── PROVIDED INFORMATION

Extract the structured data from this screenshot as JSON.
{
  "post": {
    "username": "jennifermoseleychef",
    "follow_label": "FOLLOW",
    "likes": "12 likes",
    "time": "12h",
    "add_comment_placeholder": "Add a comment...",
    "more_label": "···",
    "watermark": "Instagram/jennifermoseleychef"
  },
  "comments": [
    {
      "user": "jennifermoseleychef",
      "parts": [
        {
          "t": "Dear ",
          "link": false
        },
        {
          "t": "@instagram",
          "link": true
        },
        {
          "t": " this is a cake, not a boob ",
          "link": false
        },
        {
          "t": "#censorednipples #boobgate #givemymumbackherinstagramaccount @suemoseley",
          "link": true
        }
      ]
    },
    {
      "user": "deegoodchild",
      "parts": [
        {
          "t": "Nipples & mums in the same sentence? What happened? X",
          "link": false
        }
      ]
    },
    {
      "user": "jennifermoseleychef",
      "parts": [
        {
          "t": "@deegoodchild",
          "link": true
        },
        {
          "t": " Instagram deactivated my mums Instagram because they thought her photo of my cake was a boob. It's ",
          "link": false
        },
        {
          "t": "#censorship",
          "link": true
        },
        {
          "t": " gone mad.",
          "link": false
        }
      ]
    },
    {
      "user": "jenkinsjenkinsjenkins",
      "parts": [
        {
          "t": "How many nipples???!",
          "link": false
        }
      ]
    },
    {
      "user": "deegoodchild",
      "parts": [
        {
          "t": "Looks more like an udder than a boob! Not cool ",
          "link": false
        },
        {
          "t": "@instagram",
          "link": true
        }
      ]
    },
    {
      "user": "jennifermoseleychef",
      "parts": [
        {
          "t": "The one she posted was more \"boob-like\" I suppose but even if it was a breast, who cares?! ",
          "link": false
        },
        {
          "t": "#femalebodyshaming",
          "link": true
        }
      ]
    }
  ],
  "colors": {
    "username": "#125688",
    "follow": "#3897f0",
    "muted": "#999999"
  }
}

────

* **GIVEN PROBLEM**: Find all lines where the word "mums" appears. Copy them.

* **ANSWER FOR THIS EXERCISE**:
          "t": "Nipples & mums in the same sentence? What happened? X",
          "t": " Instagram deactivated my mums Instagram because they thought her photo of my cake was a boob. It's ",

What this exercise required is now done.